[start Supplied records]
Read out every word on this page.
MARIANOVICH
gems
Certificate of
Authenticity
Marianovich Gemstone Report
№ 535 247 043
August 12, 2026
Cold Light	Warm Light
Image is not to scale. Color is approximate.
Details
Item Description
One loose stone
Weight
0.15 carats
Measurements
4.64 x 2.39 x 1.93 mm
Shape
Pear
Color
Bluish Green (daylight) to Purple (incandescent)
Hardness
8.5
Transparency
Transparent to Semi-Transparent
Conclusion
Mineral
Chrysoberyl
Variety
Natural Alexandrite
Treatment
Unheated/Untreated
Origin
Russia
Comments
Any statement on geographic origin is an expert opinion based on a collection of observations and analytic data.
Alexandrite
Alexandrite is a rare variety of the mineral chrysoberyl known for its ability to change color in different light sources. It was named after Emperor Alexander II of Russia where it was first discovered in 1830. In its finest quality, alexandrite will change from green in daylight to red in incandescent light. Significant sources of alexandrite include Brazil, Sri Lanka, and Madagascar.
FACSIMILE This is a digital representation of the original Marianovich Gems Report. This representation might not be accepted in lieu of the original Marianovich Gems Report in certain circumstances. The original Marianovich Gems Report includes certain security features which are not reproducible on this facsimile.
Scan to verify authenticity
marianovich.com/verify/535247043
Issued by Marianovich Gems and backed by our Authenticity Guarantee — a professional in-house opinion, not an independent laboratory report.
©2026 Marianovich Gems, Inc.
[end Supplied records]
Every line above that contains the word "incandescent" should be reported.

Bluish Green (daylight) to Purple (incandescent)
Alexandrite is a rare variety of the mineral chrysoberyl known for its ability to change color in different light sources. It was named after Emperor Alexander II of Russia where it was first discovered in 1830. In its finest quality, alexandrite will change from green in daylight to red in incandescent light. Significant sources of alexandrite include Brazil, Sri Lanka, and Madagascar.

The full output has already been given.